▸ Set task:
Give the data below again exactly as it stands. Omit the pictures.

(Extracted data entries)
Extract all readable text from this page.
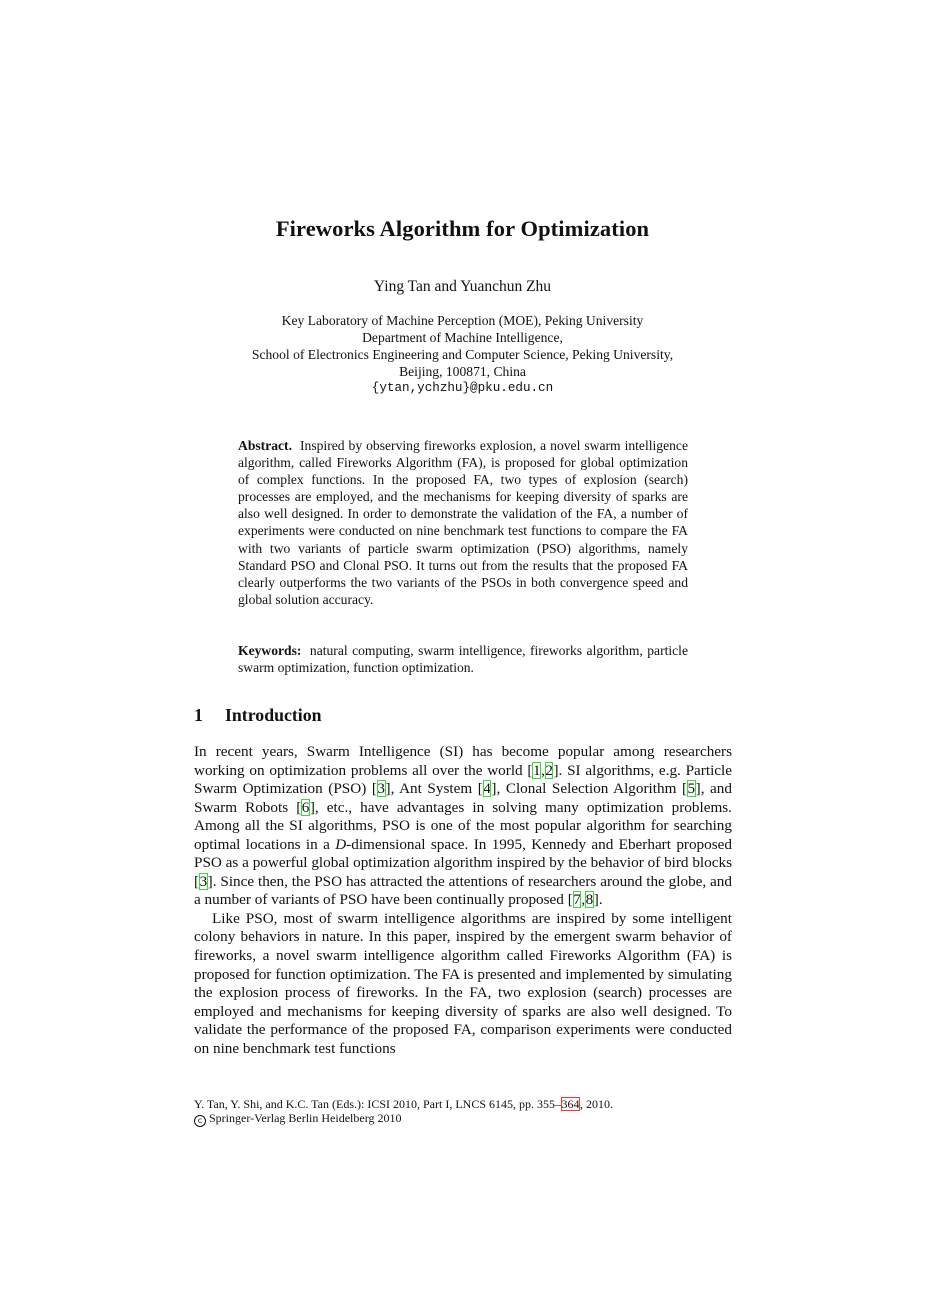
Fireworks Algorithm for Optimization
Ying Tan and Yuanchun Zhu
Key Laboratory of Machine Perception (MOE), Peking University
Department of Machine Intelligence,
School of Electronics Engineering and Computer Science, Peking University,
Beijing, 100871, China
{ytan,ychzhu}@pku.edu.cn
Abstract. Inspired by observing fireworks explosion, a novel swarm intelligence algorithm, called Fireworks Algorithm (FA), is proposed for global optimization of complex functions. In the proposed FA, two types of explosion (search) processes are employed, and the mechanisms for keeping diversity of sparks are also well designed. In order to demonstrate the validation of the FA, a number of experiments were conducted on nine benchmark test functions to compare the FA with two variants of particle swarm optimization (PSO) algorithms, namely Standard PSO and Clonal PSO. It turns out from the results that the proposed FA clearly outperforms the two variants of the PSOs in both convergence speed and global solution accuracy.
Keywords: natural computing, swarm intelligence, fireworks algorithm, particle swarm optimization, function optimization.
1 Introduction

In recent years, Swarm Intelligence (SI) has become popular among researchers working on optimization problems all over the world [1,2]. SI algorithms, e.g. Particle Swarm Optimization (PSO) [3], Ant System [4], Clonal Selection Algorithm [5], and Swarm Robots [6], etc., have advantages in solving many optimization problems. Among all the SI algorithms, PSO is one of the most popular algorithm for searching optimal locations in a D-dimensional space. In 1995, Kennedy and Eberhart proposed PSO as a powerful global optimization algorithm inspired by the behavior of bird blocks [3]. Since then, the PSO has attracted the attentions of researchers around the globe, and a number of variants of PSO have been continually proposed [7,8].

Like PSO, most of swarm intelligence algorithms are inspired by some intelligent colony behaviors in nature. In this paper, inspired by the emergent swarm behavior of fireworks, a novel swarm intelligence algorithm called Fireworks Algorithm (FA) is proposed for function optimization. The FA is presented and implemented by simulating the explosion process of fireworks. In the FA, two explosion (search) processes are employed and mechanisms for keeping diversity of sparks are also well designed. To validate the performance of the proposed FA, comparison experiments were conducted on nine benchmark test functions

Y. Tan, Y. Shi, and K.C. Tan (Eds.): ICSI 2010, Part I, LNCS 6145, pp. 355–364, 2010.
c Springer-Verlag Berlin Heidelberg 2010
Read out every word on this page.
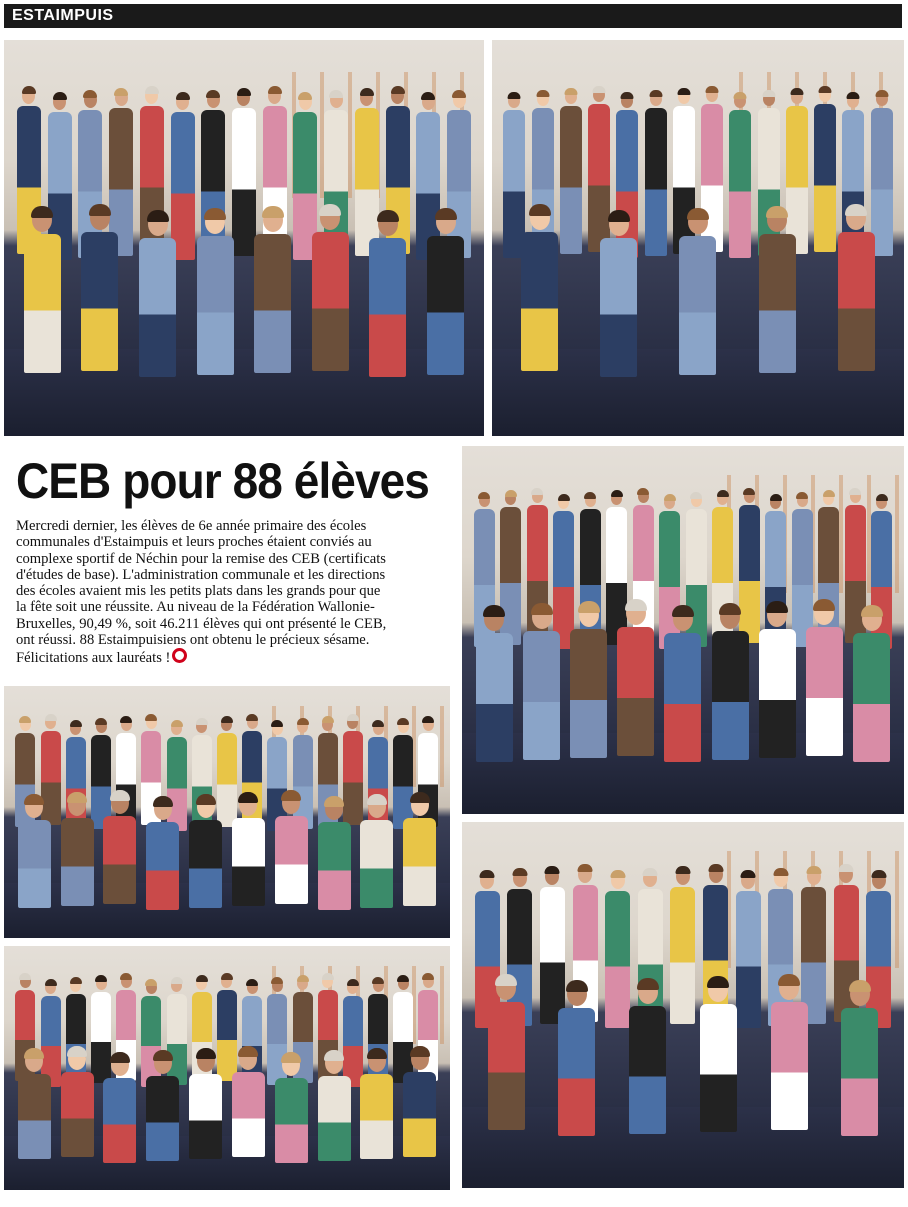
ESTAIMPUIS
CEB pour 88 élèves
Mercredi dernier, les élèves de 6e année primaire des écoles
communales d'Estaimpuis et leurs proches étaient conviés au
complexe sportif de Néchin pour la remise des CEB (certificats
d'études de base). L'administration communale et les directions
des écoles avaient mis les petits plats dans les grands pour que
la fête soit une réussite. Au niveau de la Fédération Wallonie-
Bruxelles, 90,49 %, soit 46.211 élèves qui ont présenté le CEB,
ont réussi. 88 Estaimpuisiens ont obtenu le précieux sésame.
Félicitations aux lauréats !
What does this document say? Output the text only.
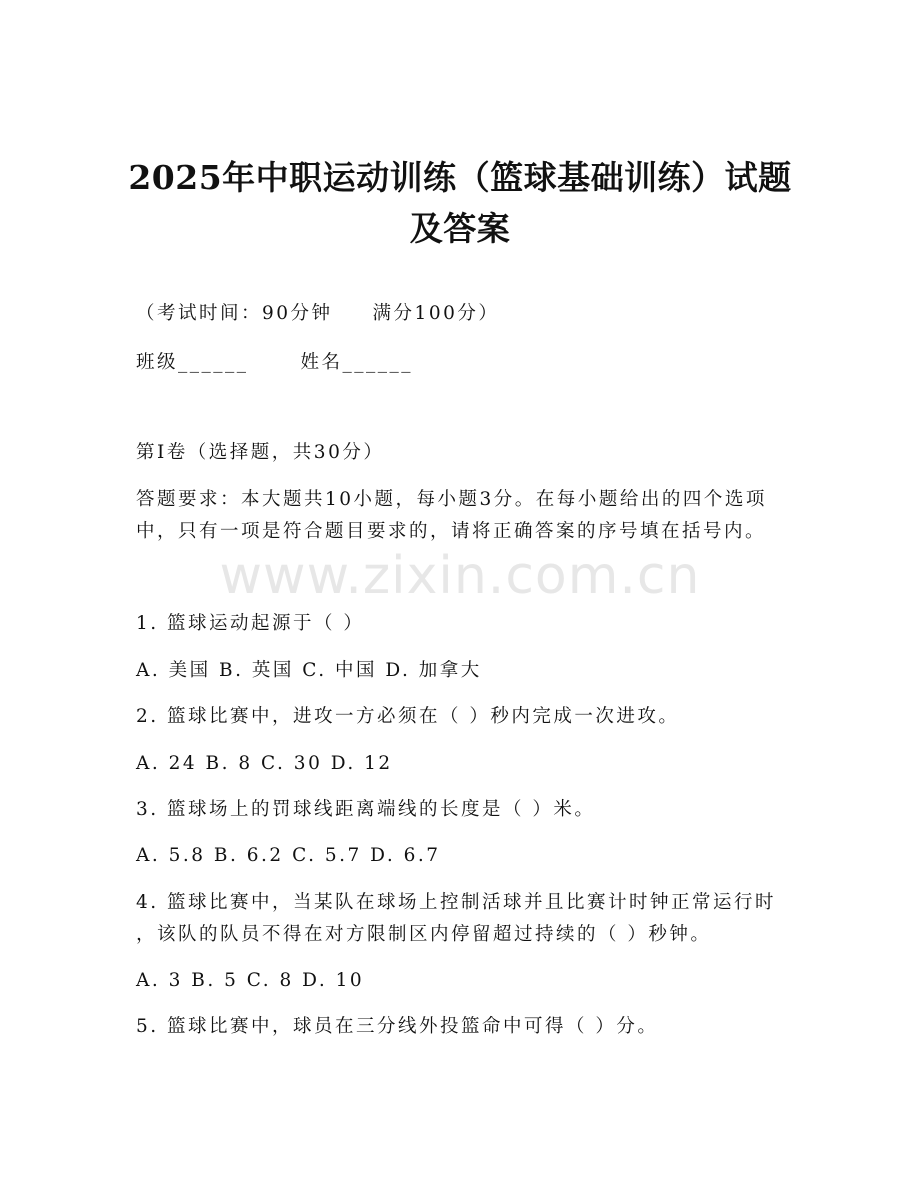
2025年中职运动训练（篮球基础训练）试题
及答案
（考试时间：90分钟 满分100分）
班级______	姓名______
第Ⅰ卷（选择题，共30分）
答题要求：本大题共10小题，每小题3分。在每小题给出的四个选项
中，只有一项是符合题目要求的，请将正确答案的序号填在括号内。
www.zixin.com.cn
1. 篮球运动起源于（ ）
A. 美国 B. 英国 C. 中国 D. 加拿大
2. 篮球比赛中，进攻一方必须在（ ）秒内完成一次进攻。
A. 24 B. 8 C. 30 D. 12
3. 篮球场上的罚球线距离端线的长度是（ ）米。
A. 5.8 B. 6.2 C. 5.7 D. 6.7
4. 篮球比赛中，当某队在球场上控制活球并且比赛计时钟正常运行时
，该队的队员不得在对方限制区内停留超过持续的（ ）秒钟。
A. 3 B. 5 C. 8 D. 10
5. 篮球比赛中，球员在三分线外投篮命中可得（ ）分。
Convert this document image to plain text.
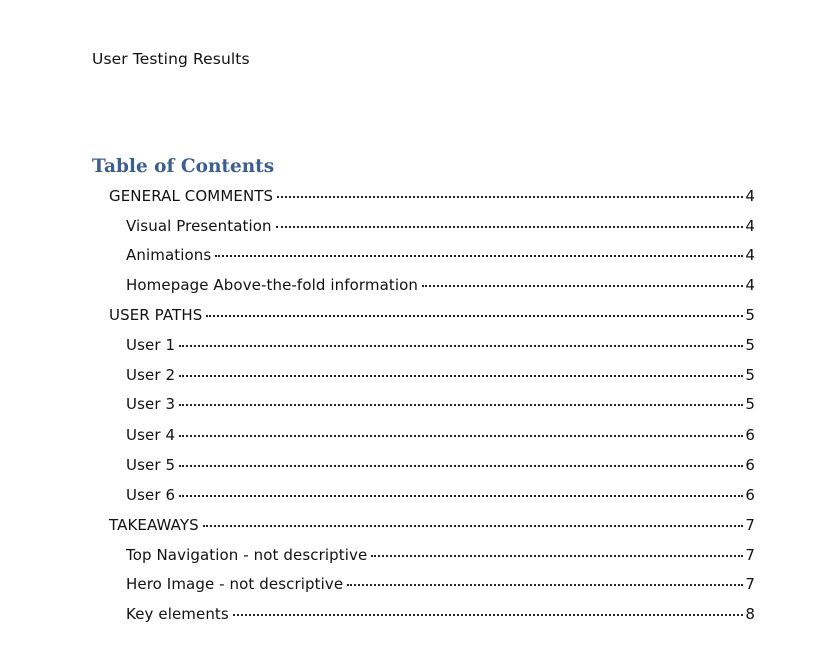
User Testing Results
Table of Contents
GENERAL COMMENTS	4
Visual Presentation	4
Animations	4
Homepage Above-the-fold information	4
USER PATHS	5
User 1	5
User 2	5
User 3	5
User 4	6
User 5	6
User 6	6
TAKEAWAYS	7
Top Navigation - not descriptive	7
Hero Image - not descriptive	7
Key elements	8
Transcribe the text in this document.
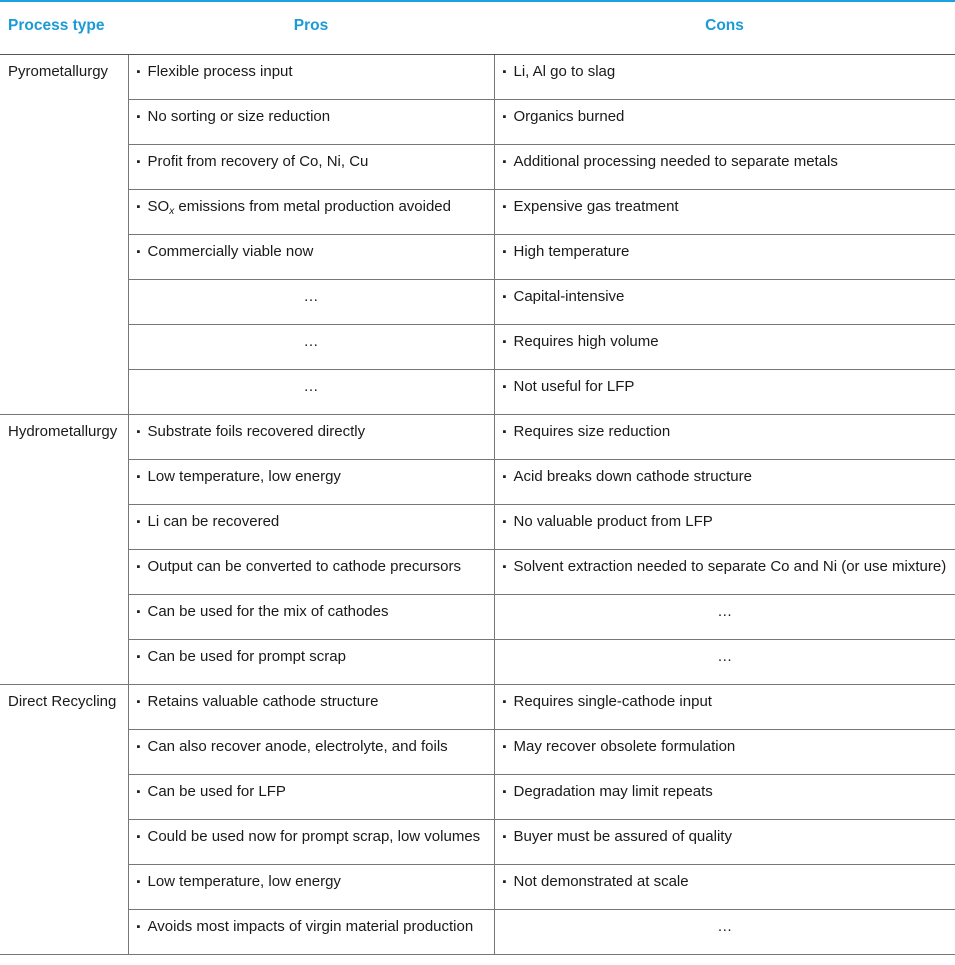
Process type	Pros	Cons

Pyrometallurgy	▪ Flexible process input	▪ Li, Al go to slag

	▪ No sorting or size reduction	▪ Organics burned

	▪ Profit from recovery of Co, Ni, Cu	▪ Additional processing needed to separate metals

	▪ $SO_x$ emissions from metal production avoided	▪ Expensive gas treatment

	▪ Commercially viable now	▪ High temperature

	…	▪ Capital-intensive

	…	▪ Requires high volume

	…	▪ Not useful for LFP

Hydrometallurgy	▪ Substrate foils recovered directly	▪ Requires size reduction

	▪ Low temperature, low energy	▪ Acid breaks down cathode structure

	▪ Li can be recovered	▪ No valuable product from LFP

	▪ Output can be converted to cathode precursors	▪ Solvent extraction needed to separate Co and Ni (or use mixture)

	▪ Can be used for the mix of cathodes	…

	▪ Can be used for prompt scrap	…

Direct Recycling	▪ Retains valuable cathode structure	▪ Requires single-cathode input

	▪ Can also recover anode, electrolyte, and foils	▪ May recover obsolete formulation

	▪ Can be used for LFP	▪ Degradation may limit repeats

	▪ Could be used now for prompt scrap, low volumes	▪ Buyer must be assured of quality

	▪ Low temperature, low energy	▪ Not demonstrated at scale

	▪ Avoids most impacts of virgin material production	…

▸ Expected answer:
Extract all readable text from this page.
Fireworks Algorithm for Optimization
Ying Tan and Yuanchun Zhu
Key Laboratory of Machine Perception (MOE), Peking University
Department of Machine Intelligence,
School of Electronics Engineering and Computer Science, Peking University,
Beijing, 100871, China
{ytan,ychzhu}@pku.edu.cn
Abstract. Inspired by observing fireworks explosion, a novel swarm intelligence algorithm, called Fireworks Algorithm (FA), is proposed for global optimization of complex functions. In the proposed FA, two types of explosion (search) processes are employed, and the mechanisms for keeping diversity of sparks are also well designed. In order to demonstrate the validation of the FA, a number of experiments were conducted on nine benchmark test functions to compare the FA with two variants of particle swarm optimization (PSO) algorithms, namely Standard PSO and Clonal PSO. It turns out from the results that the proposed FA clearly outperforms the two variants of the PSOs in both convergence speed and global solution accuracy.
Keywords: natural computing, swarm intelligence, fireworks algorithm, particle swarm optimization, function optimization.
1 Introduction

In recent years, Swarm Intelligence (SI) has become popular among researchers working on optimization problems all over the world [1,2]. SI algorithms, e.g. Particle Swarm Optimization (PSO) [3], Ant System [4], Clonal Selection Algorithm [5], and Swarm Robots [6], etc., have advantages in solving many optimization problems. Among all the SI algorithms, PSO is one of the most popular algorithm for searching optimal locations in a D-dimensional space. In 1995, Kennedy and Eberhart proposed PSO as a powerful global optimization algorithm inspired by the behavior of bird blocks [3]. Since then, the PSO has attracted the attentions of researchers around the globe, and a number of variants of PSO have been continually proposed [7,8].

Like PSO, most of swarm intelligence algorithms are inspired by some intelligent colony behaviors in nature. In this paper, inspired by the emergent swarm behavior of fireworks, a novel swarm intelligence algorithm called Fireworks Algorithm (FA) is proposed for function optimization. The FA is presented and implemented by simulating the explosion process of fireworks. In the FA, two explosion (search) processes are employed and mechanisms for keeping diversity of sparks are also well designed. To validate the performance of the proposed FA, comparison experiments were conducted on nine benchmark test functions

Y. Tan, Y. Shi, and K.C. Tan (Eds.): ICSI 2010, Part I, LNCS 6145, pp. 355–364, 2010.
c Springer-Verlag Berlin Heidelberg 2010
Read out every word on this page.
ESTAIMPUIS
CEB pour 88 élèves
Mercredi dernier, les élèves de 6e année primaire des écoles
communales d'Estaimpuis et leurs proches étaient conviés au
complexe sportif de Néchin pour la remise des CEB (certificats
d'études de base). L'administration communale et les directions
des écoles avaient mis les petits plats dans les grands pour que
la fête soit une réussite. Au niveau de la Fédération Wallonie-
Bruxelles, 90,49 %, soit 46.211 élèves qui ont présenté le CEB,
ont réussi. 88 Estaimpuisiens ont obtenu le précieux sésame.
Félicitations aux lauréats !
What does this document say? Output the text only.
2025年中职运动训练（篮球基础训练）试题
及答案
（考试时间：90分钟 满分100分）
班级______	姓名______
第Ⅰ卷（选择题，共30分）
答题要求：本大题共10小题，每小题3分。在每小题给出的四个选项
中，只有一项是符合题目要求的，请将正确答案的序号填在括号内。
www.zixin.com.cn
1. 篮球运动起源于（ ）
A. 美国 B. 英国 C. 中国 D. 加拿大
2. 篮球比赛中，进攻一方必须在（ ）秒内完成一次进攻。
A. 24 B. 8 C. 30 D. 12
3. 篮球场上的罚球线距离端线的长度是（ ）米。
A. 5.8 B. 6.2 C. 5.7 D. 6.7
4. 篮球比赛中，当某队在球场上控制活球并且比赛计时钟正常运行时
，该队的队员不得在对方限制区内停留超过持续的（ ）秒钟。
A. 3 B. 5 C. 8 D. 10
5. 篮球比赛中，球员在三分线外投篮命中可得（ ）分。
Convert this document image to plain text.
User Testing Results
Table of Contents
GENERAL COMMENTS	4
Visual Presentation	4
Animations	4
Homepage Above-the-fold information	4
USER PATHS	5
User 1	5
User 2	5
User 3	5
User 4	6
User 5	6
User 6	6
TAKEAWAYS	7
Top Navigation - not descriptive	7
Hero Image - not descriptive	7
Key elements	8
Transcribe the text in this document.
Process type	Pros	Cons

Pyrometallurgy	▪ Flexible process input	▪ Li, Al go to slag

	▪ No sorting or size reduction	▪ Organics burned

	▪ Profit from recovery of Co, Ni, Cu	▪ Additional processing needed to separate metals

	▪ $SO_x$ emissions from metal production avoided	▪ Expensive gas treatment

	▪ Commercially viable now	▪ High temperature

	…	▪ Capital-intensive

	…	▪ Requires high volume

	…	▪ Not useful for LFP

Hydrometallurgy	▪ Substrate foils recovered directly	▪ Requires size reduction

	▪ Low temperature, low energy	▪ Acid breaks down cathode structure

	▪ Li can be recovered	▪ No valuable product from LFP

	▪ Output can be converted to cathode precursors	▪ Solvent extraction needed to separate Co and Ni (or use mixture)

	▪ Can be used for the mix of cathodes	…

	▪ Can be used for prompt scrap	…

Direct Recycling	▪ Retains valuable cathode structure	▪ Requires single-cathode input

	▪ Can also recover anode, electrolyte, and foils	▪ May recover obsolete formulation

	▪ Can be used for LFP	▪ Degradation may limit repeats

	▪ Could be used now for prompt scrap, low volumes	▪ Buyer must be assured of quality

	▪ Low temperature, low energy	▪ Not demonstrated at scale

	▪ Avoids most impacts of virgin material production	…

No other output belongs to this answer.